▸ **DESCRIPTION OF THE TASK**:
Pull every line of the entries that has the word "Bukidnon".

▸ **TASK MATERIAL**:
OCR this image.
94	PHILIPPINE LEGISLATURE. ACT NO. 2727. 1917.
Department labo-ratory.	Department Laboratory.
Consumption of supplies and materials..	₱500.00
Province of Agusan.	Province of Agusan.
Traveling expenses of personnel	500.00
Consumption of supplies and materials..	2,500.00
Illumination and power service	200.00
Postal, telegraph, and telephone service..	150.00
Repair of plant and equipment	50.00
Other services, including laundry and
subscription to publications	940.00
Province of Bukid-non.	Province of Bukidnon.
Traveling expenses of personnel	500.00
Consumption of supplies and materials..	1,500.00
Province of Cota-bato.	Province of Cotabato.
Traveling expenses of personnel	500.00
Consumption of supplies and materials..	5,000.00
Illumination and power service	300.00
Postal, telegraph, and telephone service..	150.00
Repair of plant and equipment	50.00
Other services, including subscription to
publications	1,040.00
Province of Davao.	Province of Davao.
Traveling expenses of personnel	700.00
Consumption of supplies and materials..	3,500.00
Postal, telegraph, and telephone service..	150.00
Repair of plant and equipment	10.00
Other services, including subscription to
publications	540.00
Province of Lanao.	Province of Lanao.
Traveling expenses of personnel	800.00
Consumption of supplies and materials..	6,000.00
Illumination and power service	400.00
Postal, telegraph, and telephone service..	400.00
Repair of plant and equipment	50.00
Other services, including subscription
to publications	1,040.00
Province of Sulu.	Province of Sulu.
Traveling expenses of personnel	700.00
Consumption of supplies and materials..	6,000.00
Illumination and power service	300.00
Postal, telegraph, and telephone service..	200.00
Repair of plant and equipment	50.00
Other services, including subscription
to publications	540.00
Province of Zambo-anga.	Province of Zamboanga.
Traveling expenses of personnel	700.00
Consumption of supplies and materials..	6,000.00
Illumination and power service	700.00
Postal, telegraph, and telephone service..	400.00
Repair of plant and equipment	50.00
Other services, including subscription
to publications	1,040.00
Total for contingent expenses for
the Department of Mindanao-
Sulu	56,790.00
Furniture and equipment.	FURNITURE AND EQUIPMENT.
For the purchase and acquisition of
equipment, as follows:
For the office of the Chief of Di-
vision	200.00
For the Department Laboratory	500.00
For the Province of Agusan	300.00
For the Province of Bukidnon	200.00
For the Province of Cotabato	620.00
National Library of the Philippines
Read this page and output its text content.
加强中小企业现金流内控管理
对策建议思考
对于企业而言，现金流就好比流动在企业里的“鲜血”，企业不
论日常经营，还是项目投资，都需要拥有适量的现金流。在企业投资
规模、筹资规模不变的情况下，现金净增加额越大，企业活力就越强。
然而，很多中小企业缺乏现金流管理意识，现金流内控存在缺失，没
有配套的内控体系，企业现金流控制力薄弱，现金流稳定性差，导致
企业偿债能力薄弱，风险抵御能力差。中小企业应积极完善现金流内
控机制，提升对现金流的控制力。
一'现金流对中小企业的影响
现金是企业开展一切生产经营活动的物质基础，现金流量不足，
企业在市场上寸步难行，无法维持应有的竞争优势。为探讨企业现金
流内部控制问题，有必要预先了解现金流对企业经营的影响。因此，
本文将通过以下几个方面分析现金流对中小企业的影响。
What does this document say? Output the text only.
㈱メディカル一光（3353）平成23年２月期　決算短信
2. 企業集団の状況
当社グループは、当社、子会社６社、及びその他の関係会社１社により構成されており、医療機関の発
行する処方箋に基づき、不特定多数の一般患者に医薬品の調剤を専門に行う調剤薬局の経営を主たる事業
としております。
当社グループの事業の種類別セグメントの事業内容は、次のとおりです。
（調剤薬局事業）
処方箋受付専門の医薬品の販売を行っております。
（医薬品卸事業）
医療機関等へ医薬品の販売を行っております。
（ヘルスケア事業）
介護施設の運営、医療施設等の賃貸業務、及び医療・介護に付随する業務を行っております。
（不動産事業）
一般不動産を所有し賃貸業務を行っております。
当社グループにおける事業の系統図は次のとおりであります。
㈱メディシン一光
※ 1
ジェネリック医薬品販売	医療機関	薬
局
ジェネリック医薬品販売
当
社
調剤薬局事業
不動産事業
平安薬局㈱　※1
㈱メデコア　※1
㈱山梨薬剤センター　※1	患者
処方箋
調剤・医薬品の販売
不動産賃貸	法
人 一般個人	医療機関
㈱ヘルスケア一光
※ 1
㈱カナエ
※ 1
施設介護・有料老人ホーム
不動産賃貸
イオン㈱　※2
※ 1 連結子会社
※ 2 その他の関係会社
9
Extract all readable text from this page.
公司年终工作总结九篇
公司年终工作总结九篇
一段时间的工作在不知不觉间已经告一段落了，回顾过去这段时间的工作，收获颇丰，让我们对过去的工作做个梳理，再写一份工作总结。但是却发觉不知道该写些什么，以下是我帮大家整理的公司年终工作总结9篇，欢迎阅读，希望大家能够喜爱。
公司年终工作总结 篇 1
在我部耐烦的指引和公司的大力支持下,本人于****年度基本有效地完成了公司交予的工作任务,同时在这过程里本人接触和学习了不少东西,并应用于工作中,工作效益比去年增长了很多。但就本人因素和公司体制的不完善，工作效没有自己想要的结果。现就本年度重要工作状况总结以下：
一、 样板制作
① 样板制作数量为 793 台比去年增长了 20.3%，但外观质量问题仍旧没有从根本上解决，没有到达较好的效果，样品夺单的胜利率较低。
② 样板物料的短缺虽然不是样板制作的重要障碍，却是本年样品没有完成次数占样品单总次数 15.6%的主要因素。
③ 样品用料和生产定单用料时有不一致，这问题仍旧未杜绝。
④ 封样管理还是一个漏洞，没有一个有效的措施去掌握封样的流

▸ **TASK ANSWER**:
Province of Bukid-non.	Province of Bukidnon.
For the Province of Bukidnon	200.00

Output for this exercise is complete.